→ Qué hacer
- A) Según el texto sobre las autocracias, ¿en qué se centra la colaboración entre China y Rusia?
- B) Retoma el texto sobre las autocracias y continúalo a partir de su última oración.

Al final, el objetivo común de estas autocracias es evitar que el crecimiento de los ideales democráticos desafíe su propio poder y difundir narrativas de desconfianza y desinformación a nivel global.

Las recientes protestas en China, junto con las manifestaciones en Rusia, Venezuela y Hong Kong, ilustran por qué los regímenes autocráticos han extendido sus mecanismos represivos hacia el mundo democrático. La colaboración entre China y Rusia, con la ayuda de otros autócratas y elementos de la extrema derecha occidental, se centra en desacreditar conceptos como derechos humanos, democracia y libertad.

→ Ítems proporcionados
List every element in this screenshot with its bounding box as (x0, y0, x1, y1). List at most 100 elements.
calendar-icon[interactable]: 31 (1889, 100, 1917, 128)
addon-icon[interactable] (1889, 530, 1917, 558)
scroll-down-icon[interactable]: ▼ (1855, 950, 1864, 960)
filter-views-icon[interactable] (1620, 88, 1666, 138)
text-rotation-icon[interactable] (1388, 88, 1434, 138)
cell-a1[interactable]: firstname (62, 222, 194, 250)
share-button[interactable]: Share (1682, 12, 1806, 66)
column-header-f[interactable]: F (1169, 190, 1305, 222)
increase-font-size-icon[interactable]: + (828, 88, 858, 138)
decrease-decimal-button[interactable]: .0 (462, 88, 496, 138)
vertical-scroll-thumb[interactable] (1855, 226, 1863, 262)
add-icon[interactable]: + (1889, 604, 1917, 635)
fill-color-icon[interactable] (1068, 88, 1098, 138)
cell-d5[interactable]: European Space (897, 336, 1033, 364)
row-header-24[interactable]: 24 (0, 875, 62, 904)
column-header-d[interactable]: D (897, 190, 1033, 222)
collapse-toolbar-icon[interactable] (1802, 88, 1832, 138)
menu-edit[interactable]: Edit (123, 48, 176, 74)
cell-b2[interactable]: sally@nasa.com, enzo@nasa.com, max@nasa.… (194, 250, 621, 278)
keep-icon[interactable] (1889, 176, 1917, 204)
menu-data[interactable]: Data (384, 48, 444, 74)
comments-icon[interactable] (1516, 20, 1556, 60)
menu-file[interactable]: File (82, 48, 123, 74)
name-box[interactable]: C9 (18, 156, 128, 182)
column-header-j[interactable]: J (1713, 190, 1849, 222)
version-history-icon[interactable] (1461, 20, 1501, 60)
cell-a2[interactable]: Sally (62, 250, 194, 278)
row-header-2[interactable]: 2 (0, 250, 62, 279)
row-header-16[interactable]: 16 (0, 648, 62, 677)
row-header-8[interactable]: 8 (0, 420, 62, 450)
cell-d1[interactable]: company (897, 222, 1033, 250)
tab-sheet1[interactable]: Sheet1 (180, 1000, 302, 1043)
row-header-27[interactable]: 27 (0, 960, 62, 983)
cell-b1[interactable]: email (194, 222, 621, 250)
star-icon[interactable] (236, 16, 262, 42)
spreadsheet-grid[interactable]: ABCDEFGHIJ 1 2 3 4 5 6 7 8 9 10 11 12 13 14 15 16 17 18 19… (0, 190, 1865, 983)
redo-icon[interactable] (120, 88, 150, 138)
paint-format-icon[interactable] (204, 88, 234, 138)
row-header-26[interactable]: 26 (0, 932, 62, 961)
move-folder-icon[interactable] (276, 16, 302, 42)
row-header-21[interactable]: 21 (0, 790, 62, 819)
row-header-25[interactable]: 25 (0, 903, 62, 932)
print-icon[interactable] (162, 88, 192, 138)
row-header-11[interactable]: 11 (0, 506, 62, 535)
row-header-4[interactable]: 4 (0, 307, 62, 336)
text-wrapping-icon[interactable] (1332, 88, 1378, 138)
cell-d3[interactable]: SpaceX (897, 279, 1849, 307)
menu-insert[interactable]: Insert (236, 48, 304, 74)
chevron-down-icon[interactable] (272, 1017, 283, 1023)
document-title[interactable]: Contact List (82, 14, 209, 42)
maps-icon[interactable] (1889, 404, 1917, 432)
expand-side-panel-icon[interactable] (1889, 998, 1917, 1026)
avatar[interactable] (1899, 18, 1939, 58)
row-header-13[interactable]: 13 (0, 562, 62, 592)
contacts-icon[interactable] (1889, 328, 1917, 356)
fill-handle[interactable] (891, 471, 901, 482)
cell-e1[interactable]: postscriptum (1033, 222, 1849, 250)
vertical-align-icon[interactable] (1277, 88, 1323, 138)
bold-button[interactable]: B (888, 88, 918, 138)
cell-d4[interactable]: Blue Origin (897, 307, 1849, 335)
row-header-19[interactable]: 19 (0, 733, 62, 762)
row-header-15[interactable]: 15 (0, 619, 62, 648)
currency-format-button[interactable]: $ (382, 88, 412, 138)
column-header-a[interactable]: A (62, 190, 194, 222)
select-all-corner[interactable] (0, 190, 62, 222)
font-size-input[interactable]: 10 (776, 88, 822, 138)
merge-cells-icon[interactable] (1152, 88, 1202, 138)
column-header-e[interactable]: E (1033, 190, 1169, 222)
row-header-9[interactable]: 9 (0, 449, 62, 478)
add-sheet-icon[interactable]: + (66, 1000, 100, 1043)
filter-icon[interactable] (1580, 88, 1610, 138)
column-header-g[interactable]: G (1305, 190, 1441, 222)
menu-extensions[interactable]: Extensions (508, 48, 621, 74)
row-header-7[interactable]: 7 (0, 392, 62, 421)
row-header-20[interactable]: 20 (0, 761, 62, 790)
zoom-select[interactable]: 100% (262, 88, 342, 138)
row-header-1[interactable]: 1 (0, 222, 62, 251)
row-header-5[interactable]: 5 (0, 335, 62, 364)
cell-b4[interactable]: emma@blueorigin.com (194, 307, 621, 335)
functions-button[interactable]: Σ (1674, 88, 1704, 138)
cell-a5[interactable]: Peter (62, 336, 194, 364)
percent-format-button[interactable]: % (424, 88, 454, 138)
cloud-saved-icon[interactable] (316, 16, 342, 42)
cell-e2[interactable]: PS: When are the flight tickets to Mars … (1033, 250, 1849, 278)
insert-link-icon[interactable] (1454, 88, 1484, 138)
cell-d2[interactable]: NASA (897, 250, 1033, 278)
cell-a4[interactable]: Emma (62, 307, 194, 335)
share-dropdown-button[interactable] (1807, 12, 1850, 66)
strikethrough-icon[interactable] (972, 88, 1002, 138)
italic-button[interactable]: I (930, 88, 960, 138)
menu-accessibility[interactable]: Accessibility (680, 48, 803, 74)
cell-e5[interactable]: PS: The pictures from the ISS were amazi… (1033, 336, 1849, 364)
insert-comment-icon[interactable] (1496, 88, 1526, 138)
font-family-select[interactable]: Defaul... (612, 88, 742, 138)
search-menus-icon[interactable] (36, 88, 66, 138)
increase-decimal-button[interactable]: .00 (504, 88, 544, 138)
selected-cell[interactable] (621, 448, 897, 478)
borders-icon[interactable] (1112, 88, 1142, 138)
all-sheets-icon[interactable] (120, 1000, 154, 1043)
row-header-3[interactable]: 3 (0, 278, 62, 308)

→ Lista de respuestas
- A) En desacreditar conceptos como derechos humanos, democracia y libertad.

- B)
Esta manipulación de las emociones ha sido ampliamente replicada en el mundo autocrático, a menudo como una defensa contra las críticas al régimen de turno. Yoweri Museveni, presidente de Uganda desde hace más de tres décadas, firmó en 2014 una ley “anti-homosexualidad” que imponía cadena perpetua a los homosexuales que tuvieran relaciones sexuales o se casaran, y penalizaba la “promoción” de un estilo de vida homosexual. Al centrar la atención en la lucha contra los derechos de los homosexuales, consolidó a sus partidarios internos y neutralizó las críticas extranjeras a su régimen, describiéndolas como “socialimperialismo”: “Los de afuera no pueden dictarnos; este es nuestro país”, declaró. Viktor Orbán, primer ministro de Hungría, también elude el debate sobre la corrupción húngara escudándose en una guerra cultural, fingiendo que la tensión con el embajador estadounidense se debe a cuestiones de religión y género. Durante una reciente visita del periodista norteamericano Tucker Carlson a Hungría, Carlson declaró que la administración Biden “odia” a la nación europea porque “es un país cristiano”, ocultando así los profundos vínculos financieros y políticos de Orbán con Rusia y China, que han dañado gravemente las relaciones entre Estados Unidos y Hungría.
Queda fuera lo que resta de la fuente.